_GIVEN EXERCISE_
Omit the pictures, please, and give each record below again exactly.

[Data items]
++++++

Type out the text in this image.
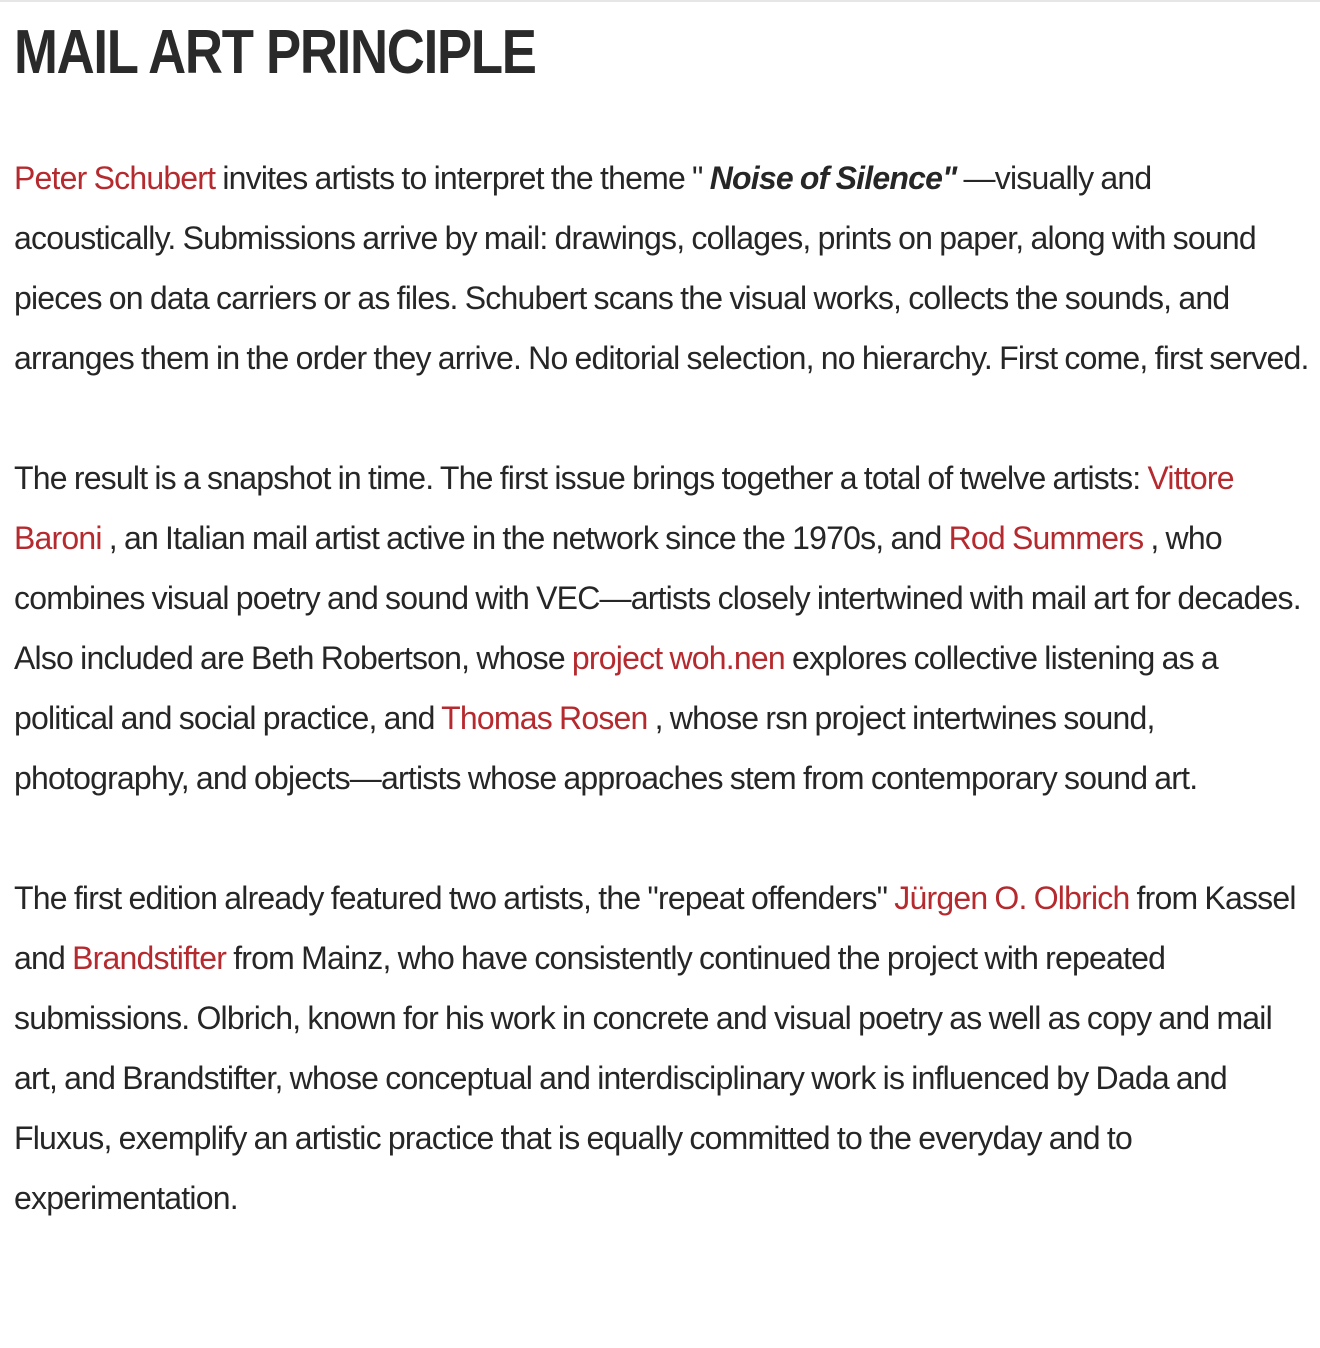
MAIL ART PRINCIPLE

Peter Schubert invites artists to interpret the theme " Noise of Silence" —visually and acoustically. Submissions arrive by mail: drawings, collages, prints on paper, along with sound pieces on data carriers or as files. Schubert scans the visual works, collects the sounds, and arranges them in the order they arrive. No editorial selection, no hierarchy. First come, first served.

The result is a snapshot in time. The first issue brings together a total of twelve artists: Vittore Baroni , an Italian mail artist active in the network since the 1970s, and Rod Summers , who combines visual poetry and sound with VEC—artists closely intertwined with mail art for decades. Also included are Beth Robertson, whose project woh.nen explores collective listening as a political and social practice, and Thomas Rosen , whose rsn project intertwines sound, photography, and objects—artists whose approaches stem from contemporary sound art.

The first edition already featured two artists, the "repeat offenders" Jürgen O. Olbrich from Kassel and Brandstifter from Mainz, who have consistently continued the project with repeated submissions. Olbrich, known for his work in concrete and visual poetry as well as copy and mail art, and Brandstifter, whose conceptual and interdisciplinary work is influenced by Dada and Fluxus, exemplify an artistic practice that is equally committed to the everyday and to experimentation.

++++++

_FULL ANSWER_
Type out the text in this image.
MAIL ART PRINCIPLE

Peter Schubert invites artists to interpret the theme " Noise of Silence" —visually and acoustically. Submissions arrive by mail: drawings, collages, prints on paper, along with sound pieces on data carriers or as files. Schubert scans the visual works, collects the sounds, and arranges them in the order they arrive. No editorial selection, no hierarchy. First come, first served.

The result is a snapshot in time. The first issue brings together a total of twelve artists: Vittore Baroni , an Italian mail artist active in the network since the 1970s, and Rod Summers , who combines visual poetry and sound with VEC—artists closely intertwined with mail art for decades. Also included are Beth Robertson, whose project woh.nen explores collective listening as a political and social practice, and Thomas Rosen , whose rsn project intertwines sound, photography, and objects—artists whose approaches stem from contemporary sound art.

The first edition already featured two artists, the "repeat offenders" Jürgen O. Olbrich from Kassel and Brandstifter from Mainz, who have consistently continued the project with repeated submissions. Olbrich, known for his work in concrete and visual poetry as well as copy and mail art, and Brandstifter, whose conceptual and interdisciplinary work is influenced by Dada and Fluxus, exemplify an artistic practice that is equally committed to the everyday and to experimentation.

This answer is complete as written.